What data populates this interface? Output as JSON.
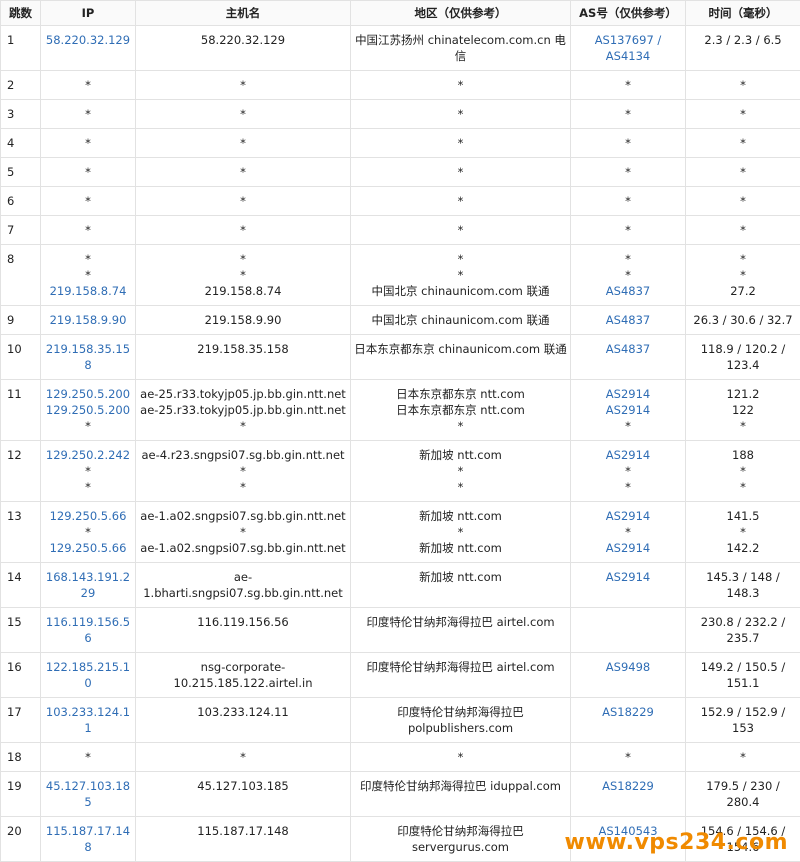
{
  "table": {
    "header": [
      "跳数",
      "IP",
      "主机名",
      "地区（仅供参考）",
      "AS号（仅供参考）",
      "时间（毫秒）"
    ],
    "rows": [
      {
        "hop": "1",
        "ip": [
          "58.220.32.129"
        ],
        "host": [
          "58.220.32.129"
        ],
        "region": [
          "中国江苏扬州 chinatelecom.com.cn 电信"
        ],
        "as": [
          "AS137697 / AS4134"
        ],
        "time": [
          "2.3 / 2.3 / 6.5"
        ]
      },
      {
        "hop": "2",
        "ip": [
          "*"
        ],
        "host": [
          "*"
        ],
        "region": [
          "*"
        ],
        "as": [
          "*"
        ],
        "time": [
          "*"
        ]
      },
      {
        "hop": "3",
        "ip": [
          "*"
        ],
        "host": [
          "*"
        ],
        "region": [
          "*"
        ],
        "as": [
          "*"
        ],
        "time": [
          "*"
        ]
      },
      {
        "hop": "4",
        "ip": [
          "*"
        ],
        "host": [
          "*"
        ],
        "region": [
          "*"
        ],
        "as": [
          "*"
        ],
        "time": [
          "*"
        ]
      },
      {
        "hop": "5",
        "ip": [
          "*"
        ],
        "host": [
          "*"
        ],
        "region": [
          "*"
        ],
        "as": [
          "*"
        ],
        "time": [
          "*"
        ]
      },
      {
        "hop": "6",
        "ip": [
          "*"
        ],
        "host": [
          "*"
        ],
        "region": [
          "*"
        ],
        "as": [
          "*"
        ],
        "time": [
          "*"
        ]
      },
      {
        "hop": "7",
        "ip": [
          "*"
        ],
        "host": [
          "*"
        ],
        "region": [
          "*"
        ],
        "as": [
          "*"
        ],
        "time": [
          "*"
        ]
      },
      {
        "hop": "8",
        "ip": [
          "*",
          "*",
          "219.158.8.74"
        ],
        "host": [
          "*",
          "*",
          "219.158.8.74"
        ],
        "region": [
          "*",
          "*",
          "中国北京 chinaunicom.com 联通"
        ],
        "as": [
          "*",
          "*",
          "AS4837"
        ],
        "time": [
          "*",
          "*",
          "27.2"
        ]
      },
      {
        "hop": "9",
        "ip": [
          "219.158.9.90"
        ],
        "host": [
          "219.158.9.90"
        ],
        "region": [
          "中国北京 chinaunicom.com 联通"
        ],
        "as": [
          "AS4837"
        ],
        "time": [
          "26.3 / 30.6 / 32.7"
        ]
      },
      {
        "hop": "10",
        "ip": [
          "219.158.35.158"
        ],
        "host": [
          "219.158.35.158"
        ],
        "region": [
          "日本东京都东京 chinaunicom.com 联通"
        ],
        "as": [
          "AS4837"
        ],
        "time": [
          "118.9 / 120.2 / 123.4"
        ]
      },
      {
        "hop": "11",
        "ip": [
          "129.250.5.200",
          "129.250.5.200",
          "*"
        ],
        "host": [
          "ae-25.r33.tokyjp05.jp.bb.gin.ntt.net",
          "ae-25.r33.tokyjp05.jp.bb.gin.ntt.net",
          "*"
        ],
        "region": [
          "日本东京都东京 ntt.com",
          "日本东京都东京 ntt.com",
          "*"
        ],
        "as": [
          "AS2914",
          "AS2914",
          "*"
        ],
        "time": [
          "121.2",
          "122",
          "*"
        ]
      },
      {
        "hop": "12",
        "ip": [
          "129.250.2.242",
          "*",
          "*"
        ],
        "host": [
          "ae-4.r23.sngpsi07.sg.bb.gin.ntt.net",
          "*",
          "*"
        ],
        "region": [
          "新加坡 ntt.com",
          "*",
          "*"
        ],
        "as": [
          "AS2914",
          "*",
          "*"
        ],
        "time": [
          "188",
          "*",
          "*"
        ]
      },
      {
        "hop": "13",
        "ip": [
          "129.250.5.66",
          "*",
          "129.250.5.66"
        ],
        "host": [
          "ae-1.a02.sngpsi07.sg.bb.gin.ntt.net",
          "*",
          "ae-1.a02.sngpsi07.sg.bb.gin.ntt.net"
        ],
        "region": [
          "新加坡 ntt.com",
          "*",
          "新加坡 ntt.com"
        ],
        "as": [
          "AS2914",
          "*",
          "AS2914"
        ],
        "time": [
          "141.5",
          "*",
          "142.2"
        ]
      },
      {
        "hop": "14",
        "ip": [
          "168.143.191.229"
        ],
        "host": [
          "ae-1.bharti.sngpsi07.sg.bb.gin.ntt.net"
        ],
        "region": [
          "新加坡 ntt.com"
        ],
        "as": [
          "AS2914"
        ],
        "time": [
          "145.3 / 148 / 148.3"
        ]
      },
      {
        "hop": "15",
        "ip": [
          "116.119.156.56"
        ],
        "host": [
          "116.119.156.56"
        ],
        "region": [
          "印度特伦甘纳邦海得拉巴 airtel.com"
        ],
        "as": [],
        "time": [
          "230.8 / 232.2 / 235.7"
        ]
      },
      {
        "hop": "16",
        "ip": [
          "122.185.215.10"
        ],
        "host": [
          "nsg-corporate-10.215.185.122.airtel.in"
        ],
        "region": [
          "印度特伦甘纳邦海得拉巴 airtel.com"
        ],
        "as": [
          "AS9498"
        ],
        "time": [
          "149.2 / 150.5 / 151.1"
        ]
      },
      {
        "hop": "17",
        "ip": [
          "103.233.124.11"
        ],
        "host": [
          "103.233.124.11"
        ],
        "region": [
          "印度特伦甘纳邦海得拉巴 polpublishers.com"
        ],
        "as": [
          "AS18229"
        ],
        "time": [
          "152.9 / 152.9 / 153"
        ]
      },
      {
        "hop": "18",
        "ip": [
          "*"
        ],
        "host": [
          "*"
        ],
        "region": [
          "*"
        ],
        "as": [
          "*"
        ],
        "time": [
          "*"
        ]
      },
      {
        "hop": "19",
        "ip": [
          "45.127.103.185"
        ],
        "host": [
          "45.127.103.185"
        ],
        "region": [
          "印度特伦甘纳邦海得拉巴 iduppal.com"
        ],
        "as": [
          "AS18229"
        ],
        "time": [
          "179.5 / 230 / 280.4"
        ]
      },
      {
        "hop": "20",
        "ip": [
          "115.187.17.148"
        ],
        "host": [
          "115.187.17.148"
        ],
        "region": [
          "印度特伦甘纳邦海得拉巴 servergurus.com"
        ],
        "as": [
          "AS140543"
        ],
        "time": [
          "154.6 / 154.6 / 154.6"
        ]
      }
    ]
  },
  "watermark": "www.vps234.com"
}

══════════

#### Given task:
Search the data for the string "印度特伦甘纳邦海得拉巴" and copy each line where it appears.

#### Problem solution:
          "印度特伦甘纳邦海得拉巴 airtel.com"
          "印度特伦甘纳邦海得拉巴 airtel.com"
          "印度特伦甘纳邦海得拉巴 polpublishers.com"
          "印度特伦甘纳邦海得拉巴 iduppal.com"
          "印度特伦甘纳邦海得拉巴 servergurus.com"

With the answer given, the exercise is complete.